— Written task —
Reproduce all of the data that follows, character for character.

— Available data —
┄┄┄┄┄┄

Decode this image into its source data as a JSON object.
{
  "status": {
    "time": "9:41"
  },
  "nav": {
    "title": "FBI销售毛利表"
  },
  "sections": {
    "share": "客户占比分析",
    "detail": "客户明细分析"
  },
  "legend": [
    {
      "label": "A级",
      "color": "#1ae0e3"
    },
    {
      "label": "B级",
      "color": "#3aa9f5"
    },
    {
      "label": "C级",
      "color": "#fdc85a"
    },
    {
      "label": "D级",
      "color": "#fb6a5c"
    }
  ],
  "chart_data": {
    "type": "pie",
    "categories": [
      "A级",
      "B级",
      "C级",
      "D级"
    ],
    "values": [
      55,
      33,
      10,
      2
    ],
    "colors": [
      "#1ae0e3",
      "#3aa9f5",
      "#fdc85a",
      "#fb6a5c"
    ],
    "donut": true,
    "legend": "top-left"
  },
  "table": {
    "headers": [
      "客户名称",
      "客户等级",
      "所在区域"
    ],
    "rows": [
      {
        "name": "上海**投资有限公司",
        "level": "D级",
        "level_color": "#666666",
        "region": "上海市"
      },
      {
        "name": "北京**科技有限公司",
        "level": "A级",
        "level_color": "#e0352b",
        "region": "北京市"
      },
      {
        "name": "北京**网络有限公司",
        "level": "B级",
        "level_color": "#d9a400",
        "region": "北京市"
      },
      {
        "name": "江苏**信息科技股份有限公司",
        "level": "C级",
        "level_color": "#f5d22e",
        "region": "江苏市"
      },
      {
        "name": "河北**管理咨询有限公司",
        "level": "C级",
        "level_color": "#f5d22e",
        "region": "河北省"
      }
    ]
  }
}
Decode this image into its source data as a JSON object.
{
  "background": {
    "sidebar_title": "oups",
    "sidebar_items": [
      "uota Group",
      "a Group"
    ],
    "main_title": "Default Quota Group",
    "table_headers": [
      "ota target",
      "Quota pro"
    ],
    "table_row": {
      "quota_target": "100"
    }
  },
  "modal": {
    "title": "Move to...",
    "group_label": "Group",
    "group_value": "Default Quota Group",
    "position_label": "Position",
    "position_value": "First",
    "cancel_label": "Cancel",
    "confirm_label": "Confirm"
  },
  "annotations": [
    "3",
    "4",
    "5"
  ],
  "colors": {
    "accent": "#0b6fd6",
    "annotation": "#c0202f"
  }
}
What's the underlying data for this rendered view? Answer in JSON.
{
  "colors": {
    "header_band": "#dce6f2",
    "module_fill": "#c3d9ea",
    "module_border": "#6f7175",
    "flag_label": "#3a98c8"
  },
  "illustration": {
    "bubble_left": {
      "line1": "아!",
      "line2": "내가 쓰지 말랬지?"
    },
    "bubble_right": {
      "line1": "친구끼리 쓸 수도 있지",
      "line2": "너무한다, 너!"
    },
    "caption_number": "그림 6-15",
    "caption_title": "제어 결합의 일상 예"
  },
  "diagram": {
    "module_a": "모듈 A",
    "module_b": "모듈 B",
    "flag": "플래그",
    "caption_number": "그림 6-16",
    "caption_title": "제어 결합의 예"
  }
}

┄┄┄┄┄┄

— Output below —
Decode this image into its source data as a JSON object.
{
  "status": {
    "time": "9:41"
  },
  "nav": {
    "title": "FBI销售毛利表"
  },
  "sections": {
    "share": "客户占比分析",
    "detail": "客户明细分析"
  },
  "legend": [
    {
      "label": "A级",
      "color": "#1ae0e3"
    },
    {
      "label": "B级",
      "color": "#3aa9f5"
    },
    {
      "label": "C级",
      "color": "#fdc85a"
    },
    {
      "label": "D级",
      "color": "#fb6a5c"
    }
  ],
  "chart_data": {
    "type": "pie",
    "categories": [
      "A级",
      "B级",
      "C级",
      "D级"
    ],
    "values": [
      55,
      33,
      10,
      2
    ],
    "colors": [
      "#1ae0e3",
      "#3aa9f5",
      "#fdc85a",
      "#fb6a5c"
    ],
    "donut": true,
    "legend": "top-left"
  },
  "table": {
    "headers": [
      "客户名称",
      "客户等级",
      "所在区域"
    ],
    "rows": [
      {
        "name": "上海**投资有限公司",
        "level": "D级",
        "level_color": "#666666",
        "region": "上海市"
      },
      {
        "name": "北京**科技有限公司",
        "level": "A级",
        "level_color": "#e0352b",
        "region": "北京市"
      },
      {
        "name": "北京**网络有限公司",
        "level": "B级",
        "level_color": "#d9a400",
        "region": "北京市"
      },
      {
        "name": "江苏**信息科技股份有限公司",
        "level": "C级",
        "level_color": "#f5d22e",
        "region": "江苏市"
      },
      {
        "name": "河北**管理咨询有限公司",
        "level": "C级",
        "level_color": "#f5d22e",
        "region": "河北省"
      }
    ]
  }
}
Decode this image into its source data as a JSON object.
{
  "background": {
    "sidebar_title": "oups",
    "sidebar_items": [
      "uota Group",
      "a Group"
    ],
    "main_title": "Default Quota Group",
    "table_headers": [
      "ota target",
      "Quota pro"
    ],
    "table_row": {
      "quota_target": "100"
    }
  },
  "modal": {
    "title": "Move to...",
    "group_label": "Group",
    "group_value": "Default Quota Group",
    "position_label": "Position",
    "position_value": "First",
    "cancel_label": "Cancel",
    "confirm_label": "Confirm"
  },
  "annotations": [
    "3",
    "4",
    "5"
  ],
  "colors": {
    "accent": "#0b6fd6",
    "annotation": "#c0202f"
  }
}
What's the underlying data for this rendered view? Answer in JSON.
{
  "colors": {
    "header_band": "#dce6f2",
    "module_fill": "#c3d9ea",
    "module_border": "#6f7175",
    "flag_label": "#3a98c8"
  },
  "illustration": {
    "bubble_left": {
      "line1": "아!",
      "line2": "내가 쓰지 말랬지?"
    },
    "bubble_right": {
      "line1": "친구끼리 쓸 수도 있지",
      "line2": "너무한다, 너!"
    },
    "caption_number": "그림 6-15",
    "caption_title": "제어 결합의 일상 예"
  },
  "diagram": {
    "module_a": "모듈 A",
    "module_b": "모듈 B",
    "flag": "플래그",
    "caption_number": "그림 6-16",
    "caption_title": "제어 결합의 예"
  }
}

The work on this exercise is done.